Element position data

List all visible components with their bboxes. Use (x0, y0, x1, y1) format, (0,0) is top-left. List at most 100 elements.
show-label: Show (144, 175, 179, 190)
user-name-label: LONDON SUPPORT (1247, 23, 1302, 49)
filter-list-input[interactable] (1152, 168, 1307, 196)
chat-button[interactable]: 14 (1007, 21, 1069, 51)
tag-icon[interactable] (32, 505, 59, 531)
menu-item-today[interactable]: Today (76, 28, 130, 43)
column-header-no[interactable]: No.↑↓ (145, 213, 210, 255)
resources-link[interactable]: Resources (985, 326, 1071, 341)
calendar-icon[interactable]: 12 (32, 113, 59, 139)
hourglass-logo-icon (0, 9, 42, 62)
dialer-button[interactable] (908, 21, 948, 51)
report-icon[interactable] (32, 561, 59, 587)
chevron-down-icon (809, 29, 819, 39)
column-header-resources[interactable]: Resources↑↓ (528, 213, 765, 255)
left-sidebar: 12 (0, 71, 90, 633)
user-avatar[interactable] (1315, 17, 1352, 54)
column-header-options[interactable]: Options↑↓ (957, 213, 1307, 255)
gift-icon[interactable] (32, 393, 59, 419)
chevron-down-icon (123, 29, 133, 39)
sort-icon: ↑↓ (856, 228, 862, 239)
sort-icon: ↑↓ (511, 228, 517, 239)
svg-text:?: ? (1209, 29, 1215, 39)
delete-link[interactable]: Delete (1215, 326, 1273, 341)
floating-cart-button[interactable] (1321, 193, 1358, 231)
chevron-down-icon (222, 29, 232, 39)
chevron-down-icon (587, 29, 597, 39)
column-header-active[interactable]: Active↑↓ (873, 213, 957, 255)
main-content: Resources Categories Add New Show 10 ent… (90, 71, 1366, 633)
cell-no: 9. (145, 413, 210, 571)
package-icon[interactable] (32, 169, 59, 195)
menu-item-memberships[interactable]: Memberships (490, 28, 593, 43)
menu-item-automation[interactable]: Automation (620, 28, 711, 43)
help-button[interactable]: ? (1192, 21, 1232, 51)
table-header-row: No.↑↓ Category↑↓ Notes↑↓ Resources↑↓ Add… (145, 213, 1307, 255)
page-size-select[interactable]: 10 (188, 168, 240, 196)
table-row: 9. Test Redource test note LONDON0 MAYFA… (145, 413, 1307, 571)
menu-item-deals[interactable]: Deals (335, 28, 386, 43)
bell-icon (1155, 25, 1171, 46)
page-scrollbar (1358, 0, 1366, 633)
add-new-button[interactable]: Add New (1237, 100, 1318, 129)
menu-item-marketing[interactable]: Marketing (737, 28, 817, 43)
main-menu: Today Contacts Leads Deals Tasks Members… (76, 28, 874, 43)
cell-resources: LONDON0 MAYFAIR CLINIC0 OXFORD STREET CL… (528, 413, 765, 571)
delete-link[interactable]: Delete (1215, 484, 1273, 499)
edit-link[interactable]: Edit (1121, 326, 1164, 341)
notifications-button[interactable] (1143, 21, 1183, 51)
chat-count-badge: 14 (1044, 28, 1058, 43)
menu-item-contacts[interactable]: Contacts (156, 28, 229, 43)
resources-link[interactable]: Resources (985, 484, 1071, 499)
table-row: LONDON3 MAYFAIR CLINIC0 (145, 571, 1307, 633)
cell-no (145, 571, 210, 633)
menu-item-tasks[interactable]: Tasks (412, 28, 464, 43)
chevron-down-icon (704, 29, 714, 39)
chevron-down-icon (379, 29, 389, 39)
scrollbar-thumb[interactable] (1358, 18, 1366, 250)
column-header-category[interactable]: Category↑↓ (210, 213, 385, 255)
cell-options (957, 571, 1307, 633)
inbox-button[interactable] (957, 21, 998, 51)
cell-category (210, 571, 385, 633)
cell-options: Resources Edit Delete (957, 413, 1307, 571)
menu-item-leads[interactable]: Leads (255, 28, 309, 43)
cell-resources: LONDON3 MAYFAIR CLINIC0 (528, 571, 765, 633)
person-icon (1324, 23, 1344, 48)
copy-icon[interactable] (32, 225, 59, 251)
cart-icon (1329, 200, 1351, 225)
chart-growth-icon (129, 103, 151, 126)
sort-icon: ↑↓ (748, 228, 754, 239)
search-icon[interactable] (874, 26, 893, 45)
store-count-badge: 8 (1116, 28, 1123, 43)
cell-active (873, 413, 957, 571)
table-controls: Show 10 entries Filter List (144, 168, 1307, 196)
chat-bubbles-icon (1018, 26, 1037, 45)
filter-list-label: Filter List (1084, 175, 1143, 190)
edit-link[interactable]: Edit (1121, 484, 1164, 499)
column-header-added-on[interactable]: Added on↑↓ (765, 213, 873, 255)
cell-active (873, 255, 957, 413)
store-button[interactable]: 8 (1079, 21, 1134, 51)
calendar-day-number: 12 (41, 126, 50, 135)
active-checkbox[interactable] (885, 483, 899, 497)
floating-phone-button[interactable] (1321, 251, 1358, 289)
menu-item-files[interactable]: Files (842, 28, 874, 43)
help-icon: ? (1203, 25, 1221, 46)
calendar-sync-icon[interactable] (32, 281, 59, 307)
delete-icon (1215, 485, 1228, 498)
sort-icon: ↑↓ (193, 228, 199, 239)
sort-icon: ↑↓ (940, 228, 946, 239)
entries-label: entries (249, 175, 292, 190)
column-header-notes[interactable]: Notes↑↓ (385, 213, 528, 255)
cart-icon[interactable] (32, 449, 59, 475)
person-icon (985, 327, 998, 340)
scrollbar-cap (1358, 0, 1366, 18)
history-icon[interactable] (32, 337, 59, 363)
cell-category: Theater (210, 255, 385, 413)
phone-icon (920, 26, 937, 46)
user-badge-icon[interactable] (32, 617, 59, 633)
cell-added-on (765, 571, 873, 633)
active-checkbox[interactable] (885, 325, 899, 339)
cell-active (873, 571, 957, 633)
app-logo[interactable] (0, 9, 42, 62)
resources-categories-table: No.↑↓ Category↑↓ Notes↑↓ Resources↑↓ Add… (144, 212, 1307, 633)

Prompt | Change every "chevron-down-icon" in the items to "caret-down-icon" and reproduce the lines with nothing else altered.

Complete answer |
List all visible components with their bboxes. Use (x0, y0, x1, y1) format, (0,0) is top-left. List at most 100 elements.
show-label: Show (144, 175, 179, 190)
user-name-label: LONDON SUPPORT (1247, 23, 1302, 49)
filter-list-input[interactable] (1152, 168, 1307, 196)
chat-button[interactable]: 14 (1007, 21, 1069, 51)
tag-icon[interactable] (32, 505, 59, 531)
menu-item-today[interactable]: Today (76, 28, 130, 43)
column-header-no[interactable]: No.↑↓ (145, 213, 210, 255)
resources-link[interactable]: Resources (985, 326, 1071, 341)
calendar-icon[interactable]: 12 (32, 113, 59, 139)
hourglass-logo-icon (0, 9, 42, 62)
dialer-button[interactable] (908, 21, 948, 51)
report-icon[interactable] (32, 561, 59, 587)
caret-down-icon (809, 29, 819, 39)
column-header-resources[interactable]: Resources↑↓ (528, 213, 765, 255)
left-sidebar: 12 (0, 71, 90, 633)
user-avatar[interactable] (1315, 17, 1352, 54)
column-header-options[interactable]: Options↑↓ (957, 213, 1307, 255)
gift-icon[interactable] (32, 393, 59, 419)
caret-down-icon (123, 29, 133, 39)
sort-icon: ↑↓ (856, 228, 862, 239)
sort-icon: ↑↓ (511, 228, 517, 239)
svg-text:?: ? (1209, 29, 1215, 39)
delete-link[interactable]: Delete (1215, 326, 1273, 341)
floating-cart-button[interactable] (1321, 193, 1358, 231)
caret-down-icon (222, 29, 232, 39)
caret-down-icon (587, 29, 597, 39)
column-header-active[interactable]: Active↑↓ (873, 213, 957, 255)
main-content: Resources Categories Add New Show 10 ent… (90, 71, 1366, 633)
cell-no: 9. (145, 413, 210, 571)
package-icon[interactable] (32, 169, 59, 195)
menu-item-memberships[interactable]: Memberships (490, 28, 593, 43)
menu-item-automation[interactable]: Automation (620, 28, 711, 43)
help-button[interactable]: ? (1192, 21, 1232, 51)
table-header-row: No.↑↓ Category↑↓ Notes↑↓ Resources↑↓ Add… (145, 213, 1307, 255)
page-size-select[interactable]: 10 (188, 168, 240, 196)
table-row: 9. Test Redource test note LONDON0 MAYFA… (145, 413, 1307, 571)
menu-item-deals[interactable]: Deals (335, 28, 386, 43)
bell-icon (1155, 25, 1171, 46)
page-scrollbar (1358, 0, 1366, 633)
add-new-button[interactable]: Add New (1237, 100, 1318, 129)
menu-item-marketing[interactable]: Marketing (737, 28, 817, 43)
main-menu: Today Contacts Leads Deals Tasks Members… (76, 28, 874, 43)
cell-resources: LONDON0 MAYFAIR CLINIC0 OXFORD STREET CL… (528, 413, 765, 571)
delete-link[interactable]: Delete (1215, 484, 1273, 499)
edit-link[interactable]: Edit (1121, 326, 1164, 341)
notifications-button[interactable] (1143, 21, 1183, 51)
chat-count-badge: 14 (1044, 28, 1058, 43)
menu-item-contacts[interactable]: Contacts (156, 28, 229, 43)
resources-link[interactable]: Resources (985, 484, 1071, 499)
table-row: LONDON3 MAYFAIR CLINIC0 (145, 571, 1307, 633)
cell-no (145, 571, 210, 633)
menu-item-tasks[interactable]: Tasks (412, 28, 464, 43)
caret-down-icon (704, 29, 714, 39)
caret-down-icon (379, 29, 389, 39)
scrollbar-thumb[interactable] (1358, 18, 1366, 250)
column-header-category[interactable]: Category↑↓ (210, 213, 385, 255)
cell-options (957, 571, 1307, 633)
inbox-button[interactable] (957, 21, 998, 51)
cell-category (210, 571, 385, 633)
cell-options: Resources Edit Delete (957, 413, 1307, 571)
menu-item-leads[interactable]: Leads (255, 28, 309, 43)
cell-resources: LONDON3 MAYFAIR CLINIC0 (528, 571, 765, 633)
person-icon (1324, 23, 1344, 48)
copy-icon[interactable] (32, 225, 59, 251)
cart-icon (1329, 200, 1351, 225)
chart-growth-icon (129, 103, 151, 126)
sort-icon: ↑↓ (748, 228, 754, 239)
search-icon[interactable] (874, 26, 893, 45)
store-count-badge: 8 (1116, 28, 1123, 43)
cell-active (873, 413, 957, 571)
table-controls: Show 10 entries Filter List (144, 168, 1307, 196)
chat-bubbles-icon (1018, 26, 1037, 45)
filter-list-label: Filter List (1084, 175, 1143, 190)
edit-link[interactable]: Edit (1121, 484, 1164, 499)
column-header-added-on[interactable]: Added on↑↓ (765, 213, 873, 255)
cell-active (873, 255, 957, 413)
store-button[interactable]: 8 (1079, 21, 1134, 51)
calendar-day-number: 12 (41, 126, 50, 135)
active-checkbox[interactable] (885, 483, 899, 497)
floating-phone-button[interactable] (1321, 251, 1358, 289)
menu-item-files[interactable]: Files (842, 28, 874, 43)
help-icon: ? (1203, 25, 1221, 46)
calendar-sync-icon[interactable] (32, 281, 59, 307)
delete-icon (1215, 485, 1228, 498)
sort-icon: ↑↓ (193, 228, 199, 239)
sort-icon: ↑↓ (940, 228, 946, 239)
entries-label: entries (249, 175, 292, 190)
column-header-notes[interactable]: Notes↑↓ (385, 213, 528, 255)
cart-icon[interactable] (32, 449, 59, 475)
person-icon (985, 327, 998, 340)
scrollbar-cap (1358, 0, 1366, 18)
history-icon[interactable] (32, 337, 59, 363)
cell-category: Theater (210, 255, 385, 413)
phone-icon (920, 26, 937, 46)
user-badge-icon[interactable] (32, 617, 59, 633)
cell-added-on (765, 571, 873, 633)
active-checkbox[interactable] (885, 325, 899, 339)
cell-active (873, 571, 957, 633)
app-logo[interactable] (0, 9, 42, 62)
resources-categories-table: No.↑↓ Category↑↓ Notes↑↓ Resources↑↓ Add… (144, 212, 1307, 633)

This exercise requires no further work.